TASK TO COMPLETE >> Find and copy each line of the records where the string "pracę" shows up.

SUPPLIED RECORDS >>
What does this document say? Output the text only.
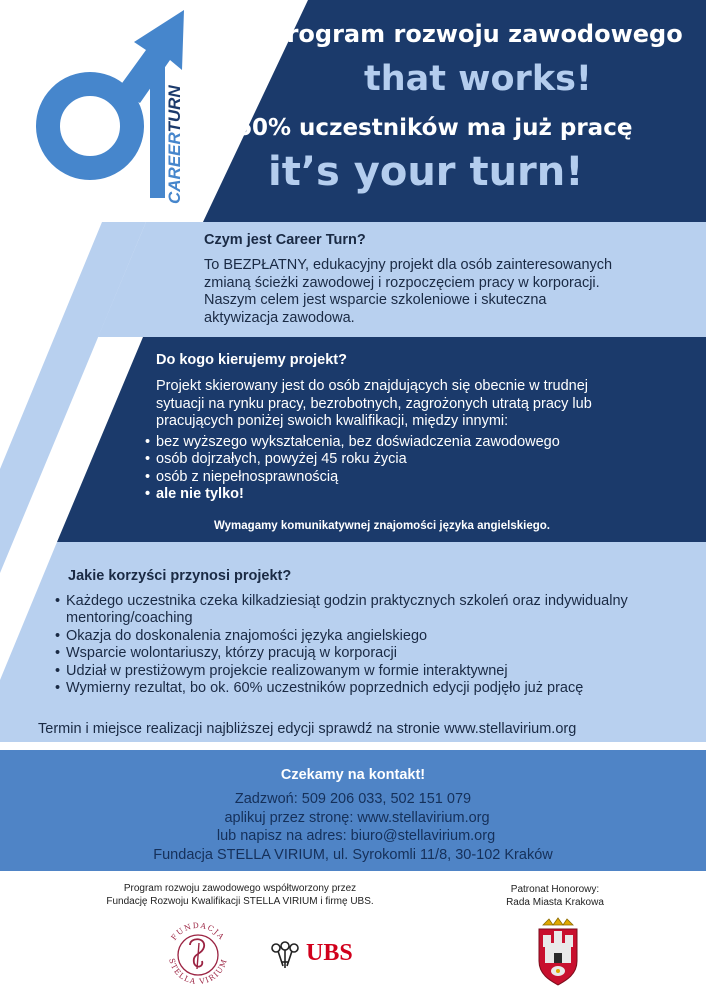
CAREERTURN
Program rozwoju zawodowego
that works!
60% uczestników ma już pracę
it’s your turn!
Czym jest Career Turn?
To BEZPŁATNY, edukacyjny projekt dla osób zainteresowanych
zmianą ścieżki zawodowej i rozpoczęciem pracy w korporacji.
Naszym celem jest wsparcie szkoleniowe i skuteczna
aktywizacja zawodowa.
Do kogo kierujemy projekt?
Projekt skierowany jest do osób znajdujących się obecnie w trudnej
sytuacji na rynku pracy, bezrobotnych, zagrożonych utratą pracy lub
pracujących poniżej swoich kwalifikacji, między innymi:
• bez wyższego wykształcenia, bez doświadczenia zawodowego
• osób dojrzałych, powyżej 45 roku życia
• osób z niepełnosprawnością
• ale nie tylko!
Wymagamy komunikatywnej znajomości języka angielskiego.
Jakie korzyści przynosi projekt?
• Każdego uczestnika czeka kilkadziesiąt godzin praktycznych szkoleń oraz indywidualny mentoring/coaching
• Okazja do doskonalenia znajomości języka angielskiego
• Wsparcie wolontariuszy, którzy pracują w korporacji
• Udział w prestiżowym projekcie realizowanym w formie interaktywnej
• Wymierny rezultat, bo ok. 60% uczestników poprzednich edycji podjęło już pracę
Termin i miejsce realizacji najbliższej edycji sprawdź na stronie www.stellavirium.org
Czekamy na kontakt!
Zadzwoń: 509 206 033, 502 151 079
aplikuj przez stronę: www.stellavirium.org
lub napisz na adres: biuro@stellavirium.org
Fundacja STELLA VIRIUM, ul. Syrokomli 11/8, 30-102 Kraków
Program rozwoju zawodowego współtworzony przez
Fundację Rozwoju Kwalifikacji STELLA VIRIUM i firmę UBS.
Patronat Honorowy:
Rada Miasta Krakowa
FUNDACJA
STELLA VIRIUM	UBS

THE RESPONSE >>
60% uczestników ma już pracę
• Wymierny rezultat, bo ok. 60% uczestników poprzednich edycji podjęło już pracę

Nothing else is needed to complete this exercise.